Stated problem:
Look through the records below, and copy out every line that holds the string "title".

▬▬▬

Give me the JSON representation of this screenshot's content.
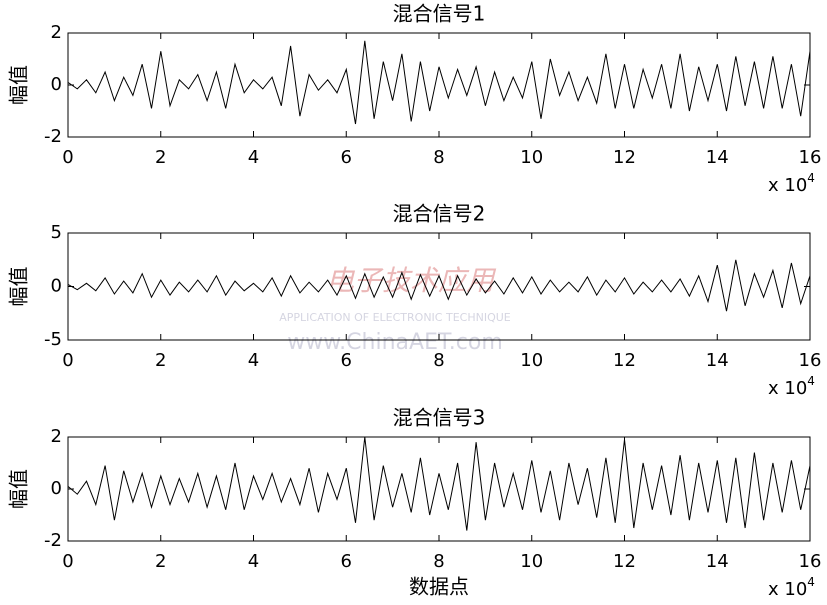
{
  "chart_data": [
    {
      "type": "line",
      "title": "混合信号1",
      "ylabel": "幅值",
      "x_scale_label": {
        "base": "x 10",
        "exponent": "4"
      },
      "x": [
        0,
        0.2,
        0.4,
        0.6,
        0.8,
        1,
        1.2,
        1.4,
        1.6,
        1.8,
        2,
        2.2,
        2.4,
        2.6,
        2.8,
        3,
        3.2,
        3.4,
        3.6,
        3.8,
        4,
        4.2,
        4.4,
        4.6,
        4.8,
        5,
        5.2,
        5.4,
        5.6,
        5.8,
        6,
        6.2,
        6.4,
        6.6,
        6.8,
        7,
        7.2,
        7.4,
        7.6,
        7.8,
        8,
        8.2,
        8.4,
        8.6,
        8.8,
        9,
        9.2,
        9.4,
        9.6,
        9.8,
        10,
        10.2,
        10.4,
        10.6,
        10.8,
        11,
        11.2,
        11.4,
        11.6,
        11.8,
        12,
        12.2,
        12.4,
        12.6,
        12.8,
        13,
        13.2,
        13.4,
        13.6,
        13.8,
        14,
        14.2,
        14.4,
        14.6,
        14.8,
        15,
        15.2,
        15.4,
        15.6,
        15.8,
        16
      ],
      "series": [
        {
          "color": "#000000",
          "values": [
            0.1,
            -0.15,
            0.2,
            -0.3,
            0.5,
            -0.6,
            0.3,
            -0.4,
            0.8,
            -0.9,
            1.3,
            -0.8,
            0.2,
            -0.15,
            0.4,
            -0.6,
            0.5,
            -0.9,
            0.8,
            -0.3,
            0.2,
            -0.15,
            0.3,
            -0.8,
            1.5,
            -1.2,
            0.4,
            -0.2,
            0.2,
            -0.3,
            0.6,
            -1.5,
            1.7,
            -1.3,
            0.9,
            -0.6,
            1.2,
            -1.4,
            0.9,
            -1.0,
            0.7,
            -0.5,
            0.6,
            -0.4,
            0.7,
            -0.8,
            0.5,
            -0.6,
            0.3,
            -0.5,
            0.9,
            -1.3,
            1.0,
            -0.4,
            0.5,
            -0.6,
            0.3,
            -0.7,
            1.2,
            -0.9,
            0.8,
            -0.9,
            0.6,
            -0.5,
            0.8,
            -0.9,
            1.2,
            -1.0,
            0.7,
            -0.6,
            0.8,
            -1.0,
            1.1,
            -0.8,
            0.9,
            -0.9,
            1.1,
            -0.9,
            0.8,
            -1.2,
            1.3
          ]
        }
      ],
      "xlim": [
        0,
        16
      ],
      "xticks": [
        0,
        2,
        4,
        6,
        8,
        10,
        12,
        14,
        16
      ],
      "ylim": [
        -2,
        2
      ],
      "yticks": [
        -2,
        0,
        2
      ]
    },
    {
      "type": "line",
      "title": "混合信号2",
      "ylabel": "幅值",
      "x_scale_label": {
        "base": "x 10",
        "exponent": "4"
      },
      "x": [
        0,
        0.2,
        0.4,
        0.6,
        0.8,
        1,
        1.2,
        1.4,
        1.6,
        1.8,
        2,
        2.2,
        2.4,
        2.6,
        2.8,
        3,
        3.2,
        3.4,
        3.6,
        3.8,
        4,
        4.2,
        4.4,
        4.6,
        4.8,
        5,
        5.2,
        5.4,
        5.6,
        5.8,
        6,
        6.2,
        6.4,
        6.6,
        6.8,
        7,
        7.2,
        7.4,
        7.6,
        7.8,
        8,
        8.2,
        8.4,
        8.6,
        8.8,
        9,
        9.2,
        9.4,
        9.6,
        9.8,
        10,
        10.2,
        10.4,
        10.6,
        10.8,
        11,
        11.2,
        11.4,
        11.6,
        11.8,
        12,
        12.2,
        12.4,
        12.6,
        12.8,
        13,
        13.2,
        13.4,
        13.6,
        13.8,
        14,
        14.2,
        14.4,
        14.6,
        14.8,
        15,
        15.2,
        15.4,
        15.6,
        15.8,
        16
      ],
      "series": [
        {
          "color": "#000000",
          "values": [
            0.2,
            -0.3,
            0.3,
            -0.4,
            0.8,
            -0.7,
            0.5,
            -0.6,
            1.2,
            -1.0,
            0.6,
            -0.8,
            0.4,
            -0.5,
            0.6,
            -0.5,
            1.0,
            -0.8,
            0.5,
            -0.4,
            0.3,
            -0.5,
            0.8,
            -0.9,
            1.0,
            -0.6,
            0.4,
            -0.5,
            0.6,
            -0.8,
            1.0,
            -1.1,
            1.2,
            -1.0,
            0.9,
            -1.0,
            1.3,
            -1.2,
            1.1,
            -0.9,
            1.0,
            -1.2,
            1.0,
            -0.8,
            0.7,
            -0.6,
            0.5,
            -0.7,
            0.8,
            -0.6,
            0.9,
            -0.7,
            0.6,
            -0.5,
            0.4,
            -0.5,
            0.9,
            -0.8,
            0.6,
            -0.5,
            0.8,
            -0.7,
            0.4,
            -0.5,
            0.6,
            -0.5,
            0.7,
            -0.9,
            1.0,
            -1.4,
            2.0,
            -2.3,
            2.5,
            -1.8,
            1.2,
            -1.0,
            1.5,
            -2.0,
            2.2,
            -1.6,
            1.0
          ]
        }
      ],
      "xlim": [
        0,
        16
      ],
      "xticks": [
        0,
        2,
        4,
        6,
        8,
        10,
        12,
        14,
        16
      ],
      "ylim": [
        -5,
        5
      ],
      "yticks": [
        -5,
        0,
        5
      ]
    },
    {
      "type": "line",
      "title": "混合信号3",
      "ylabel": "幅值",
      "xlabel": "数据点",
      "x_scale_label": {
        "base": "x 10",
        "exponent": "4"
      },
      "x": [
        0,
        0.2,
        0.4,
        0.6,
        0.8,
        1,
        1.2,
        1.4,
        1.6,
        1.8,
        2,
        2.2,
        2.4,
        2.6,
        2.8,
        3,
        3.2,
        3.4,
        3.6,
        3.8,
        4,
        4.2,
        4.4,
        4.6,
        4.8,
        5,
        5.2,
        5.4,
        5.6,
        5.8,
        6,
        6.2,
        6.4,
        6.6,
        6.8,
        7,
        7.2,
        7.4,
        7.6,
        7.8,
        8,
        8.2,
        8.4,
        8.6,
        8.8,
        9,
        9.2,
        9.4,
        9.6,
        9.8,
        10,
        10.2,
        10.4,
        10.6,
        10.8,
        11,
        11.2,
        11.4,
        11.6,
        11.8,
        12,
        12.2,
        12.4,
        12.6,
        12.8,
        13,
        13.2,
        13.4,
        13.6,
        13.8,
        14,
        14.2,
        14.4,
        14.6,
        14.8,
        15,
        15.2,
        15.4,
        15.6,
        15.8,
        16
      ],
      "series": [
        {
          "color": "#000000",
          "values": [
            0.1,
            -0.2,
            0.3,
            -0.6,
            0.9,
            -1.2,
            0.7,
            -0.5,
            0.6,
            -0.7,
            0.5,
            -0.6,
            0.4,
            -0.5,
            0.6,
            -0.7,
            0.5,
            -0.8,
            1.0,
            -0.8,
            0.5,
            -0.4,
            0.6,
            -0.5,
            0.4,
            -0.6,
            0.8,
            -0.9,
            0.6,
            -0.4,
            0.8,
            -1.3,
            2.0,
            -1.2,
            0.9,
            -0.7,
            0.6,
            -0.9,
            1.2,
            -1.0,
            0.6,
            -0.8,
            1.0,
            -1.6,
            1.8,
            -1.2,
            1.0,
            -0.7,
            0.6,
            -0.8,
            1.1,
            -0.9,
            0.7,
            -1.2,
            1.0,
            -0.6,
            0.8,
            -1.1,
            1.2,
            -1.3,
            1.9,
            -1.5,
            1.0,
            -0.8,
            0.9,
            -1.0,
            1.3,
            -1.2,
            1.0,
            -0.9,
            1.1,
            -1.3,
            1.2,
            -1.5,
            1.4,
            -1.2,
            1.0,
            -0.9,
            1.1,
            -0.8,
            0.9
          ]
        }
      ],
      "xlim": [
        0,
        16
      ],
      "xticks": [
        0,
        2,
        4,
        6,
        8,
        10,
        12,
        14,
        16
      ],
      "ylim": [
        -2,
        2
      ],
      "yticks": [
        -2,
        0,
        2
      ]
    }
  ],
  "watermark": {
    "logo": "电子技术应用",
    "line1": "APPLICATION OF ELECTRONIC TECHNIQUE",
    "line2": "www.ChinaAET.com"
  }
}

▬▬▬

Expected output:
      "title": "混合信号1",
      "title": "混合信号2",
      "title": "混合信号3",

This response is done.